Task
Which lines hold the word "want"? Copy each of them from the material.

Records to use
◇ ◇ ◇ ◇ ◇

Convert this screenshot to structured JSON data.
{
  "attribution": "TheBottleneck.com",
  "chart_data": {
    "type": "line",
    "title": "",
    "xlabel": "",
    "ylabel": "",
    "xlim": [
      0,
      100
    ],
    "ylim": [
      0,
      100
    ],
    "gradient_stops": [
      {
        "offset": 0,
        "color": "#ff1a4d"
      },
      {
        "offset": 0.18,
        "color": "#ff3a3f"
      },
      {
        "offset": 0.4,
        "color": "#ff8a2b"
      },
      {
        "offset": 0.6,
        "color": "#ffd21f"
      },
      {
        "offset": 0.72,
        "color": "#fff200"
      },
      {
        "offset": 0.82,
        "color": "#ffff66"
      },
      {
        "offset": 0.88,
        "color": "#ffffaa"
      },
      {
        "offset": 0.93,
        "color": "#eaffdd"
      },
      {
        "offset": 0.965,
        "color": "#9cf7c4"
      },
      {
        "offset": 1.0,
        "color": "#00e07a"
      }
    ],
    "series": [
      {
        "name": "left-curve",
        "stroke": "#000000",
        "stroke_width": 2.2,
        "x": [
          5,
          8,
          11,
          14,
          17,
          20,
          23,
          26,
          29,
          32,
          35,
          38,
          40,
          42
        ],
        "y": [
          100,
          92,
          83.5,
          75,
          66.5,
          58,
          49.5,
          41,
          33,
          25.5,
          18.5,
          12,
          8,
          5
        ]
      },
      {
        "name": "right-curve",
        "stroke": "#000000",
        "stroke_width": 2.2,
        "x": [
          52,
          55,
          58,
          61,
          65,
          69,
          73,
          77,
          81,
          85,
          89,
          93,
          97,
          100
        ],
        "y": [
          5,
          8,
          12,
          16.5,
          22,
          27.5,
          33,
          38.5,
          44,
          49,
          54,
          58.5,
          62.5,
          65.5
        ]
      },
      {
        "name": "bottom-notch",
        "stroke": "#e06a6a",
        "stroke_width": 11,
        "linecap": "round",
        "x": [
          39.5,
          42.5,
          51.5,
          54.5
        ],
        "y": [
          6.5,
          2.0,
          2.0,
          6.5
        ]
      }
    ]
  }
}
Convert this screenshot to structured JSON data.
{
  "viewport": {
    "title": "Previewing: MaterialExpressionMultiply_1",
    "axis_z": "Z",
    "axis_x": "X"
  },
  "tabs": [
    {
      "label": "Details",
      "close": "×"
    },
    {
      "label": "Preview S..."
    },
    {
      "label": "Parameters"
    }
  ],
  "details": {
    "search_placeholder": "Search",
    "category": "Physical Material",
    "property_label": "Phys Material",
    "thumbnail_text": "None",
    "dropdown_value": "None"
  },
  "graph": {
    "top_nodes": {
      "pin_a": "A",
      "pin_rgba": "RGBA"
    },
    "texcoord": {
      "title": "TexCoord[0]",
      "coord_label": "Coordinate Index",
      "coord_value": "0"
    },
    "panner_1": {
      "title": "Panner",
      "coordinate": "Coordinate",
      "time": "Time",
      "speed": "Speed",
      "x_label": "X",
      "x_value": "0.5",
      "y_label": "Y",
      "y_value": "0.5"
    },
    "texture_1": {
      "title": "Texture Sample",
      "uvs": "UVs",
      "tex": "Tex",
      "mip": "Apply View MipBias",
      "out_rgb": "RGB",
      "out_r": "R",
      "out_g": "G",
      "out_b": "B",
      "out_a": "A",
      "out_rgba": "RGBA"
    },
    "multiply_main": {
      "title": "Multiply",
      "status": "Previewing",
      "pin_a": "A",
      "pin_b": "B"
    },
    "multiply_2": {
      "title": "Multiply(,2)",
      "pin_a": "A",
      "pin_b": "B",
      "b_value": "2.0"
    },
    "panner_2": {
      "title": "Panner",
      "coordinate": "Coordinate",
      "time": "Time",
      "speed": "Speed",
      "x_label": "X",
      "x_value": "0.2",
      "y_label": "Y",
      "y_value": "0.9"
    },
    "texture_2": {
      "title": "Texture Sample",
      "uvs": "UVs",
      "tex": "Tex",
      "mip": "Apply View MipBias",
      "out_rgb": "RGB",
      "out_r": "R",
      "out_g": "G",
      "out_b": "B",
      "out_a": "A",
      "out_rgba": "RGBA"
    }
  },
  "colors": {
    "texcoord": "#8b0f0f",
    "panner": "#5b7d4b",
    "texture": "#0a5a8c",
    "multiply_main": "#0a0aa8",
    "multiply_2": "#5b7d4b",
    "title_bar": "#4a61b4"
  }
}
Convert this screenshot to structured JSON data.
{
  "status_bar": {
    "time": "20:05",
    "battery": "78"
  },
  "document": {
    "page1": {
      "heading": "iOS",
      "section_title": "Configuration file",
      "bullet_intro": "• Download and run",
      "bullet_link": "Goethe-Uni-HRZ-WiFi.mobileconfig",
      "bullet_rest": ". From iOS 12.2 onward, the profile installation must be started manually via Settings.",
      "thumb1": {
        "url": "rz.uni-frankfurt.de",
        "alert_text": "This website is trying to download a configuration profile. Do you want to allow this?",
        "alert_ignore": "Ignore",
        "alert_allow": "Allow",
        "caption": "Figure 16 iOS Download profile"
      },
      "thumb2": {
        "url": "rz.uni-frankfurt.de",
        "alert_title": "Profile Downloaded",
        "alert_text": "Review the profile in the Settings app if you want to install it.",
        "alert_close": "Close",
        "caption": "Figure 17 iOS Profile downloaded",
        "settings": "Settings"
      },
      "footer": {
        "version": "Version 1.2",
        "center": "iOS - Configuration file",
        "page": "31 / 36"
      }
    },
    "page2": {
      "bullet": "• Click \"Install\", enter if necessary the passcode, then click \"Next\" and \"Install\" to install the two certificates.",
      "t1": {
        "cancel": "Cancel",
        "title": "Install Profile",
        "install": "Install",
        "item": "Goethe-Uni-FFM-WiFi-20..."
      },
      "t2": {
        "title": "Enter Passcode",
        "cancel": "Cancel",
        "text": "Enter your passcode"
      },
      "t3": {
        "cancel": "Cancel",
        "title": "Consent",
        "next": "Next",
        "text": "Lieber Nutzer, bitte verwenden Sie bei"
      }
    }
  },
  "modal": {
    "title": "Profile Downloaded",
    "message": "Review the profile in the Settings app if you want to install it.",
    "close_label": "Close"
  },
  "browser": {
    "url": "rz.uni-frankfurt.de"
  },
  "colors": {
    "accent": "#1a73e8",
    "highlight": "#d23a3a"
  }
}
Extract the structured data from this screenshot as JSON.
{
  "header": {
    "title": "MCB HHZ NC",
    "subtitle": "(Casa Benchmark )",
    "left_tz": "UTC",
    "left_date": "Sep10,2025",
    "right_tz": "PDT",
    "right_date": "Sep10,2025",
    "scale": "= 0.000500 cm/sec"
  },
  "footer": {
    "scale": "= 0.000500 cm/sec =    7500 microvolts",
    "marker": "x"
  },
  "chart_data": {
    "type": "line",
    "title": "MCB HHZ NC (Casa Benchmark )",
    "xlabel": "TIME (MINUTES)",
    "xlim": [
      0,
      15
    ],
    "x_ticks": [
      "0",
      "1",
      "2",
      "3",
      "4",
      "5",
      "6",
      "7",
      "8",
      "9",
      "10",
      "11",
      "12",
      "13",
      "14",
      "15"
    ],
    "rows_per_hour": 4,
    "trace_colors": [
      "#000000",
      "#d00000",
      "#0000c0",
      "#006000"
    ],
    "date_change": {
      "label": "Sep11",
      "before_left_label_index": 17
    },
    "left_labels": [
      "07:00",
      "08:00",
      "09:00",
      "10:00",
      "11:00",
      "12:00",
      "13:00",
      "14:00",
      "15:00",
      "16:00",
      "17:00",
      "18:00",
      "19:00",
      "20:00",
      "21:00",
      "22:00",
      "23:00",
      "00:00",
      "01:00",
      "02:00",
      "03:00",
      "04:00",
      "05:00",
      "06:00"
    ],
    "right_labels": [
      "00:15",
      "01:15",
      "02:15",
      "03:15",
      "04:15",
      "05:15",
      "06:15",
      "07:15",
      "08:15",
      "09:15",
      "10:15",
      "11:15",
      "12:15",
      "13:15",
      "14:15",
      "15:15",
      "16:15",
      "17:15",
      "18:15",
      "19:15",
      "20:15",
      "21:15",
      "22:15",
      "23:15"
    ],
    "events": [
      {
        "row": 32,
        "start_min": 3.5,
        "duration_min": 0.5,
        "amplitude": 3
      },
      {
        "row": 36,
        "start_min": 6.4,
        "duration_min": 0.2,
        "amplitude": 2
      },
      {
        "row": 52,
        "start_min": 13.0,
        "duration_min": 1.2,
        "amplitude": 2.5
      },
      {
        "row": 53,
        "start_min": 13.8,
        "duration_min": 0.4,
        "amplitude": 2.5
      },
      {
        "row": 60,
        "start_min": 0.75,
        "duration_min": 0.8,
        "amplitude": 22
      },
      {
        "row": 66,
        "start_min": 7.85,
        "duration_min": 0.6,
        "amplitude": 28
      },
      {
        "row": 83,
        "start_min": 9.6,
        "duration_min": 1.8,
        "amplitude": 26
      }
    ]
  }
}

◇ ◇ ◇ ◇ ◇

The completed task
        "alert_text": "This website is trying to download a configuration profile. Do you want to allow this?",
        "alert_text": "Review the profile in the Settings app if you want to install it.",
    "message": "Review the profile in the Settings app if you want to install it.",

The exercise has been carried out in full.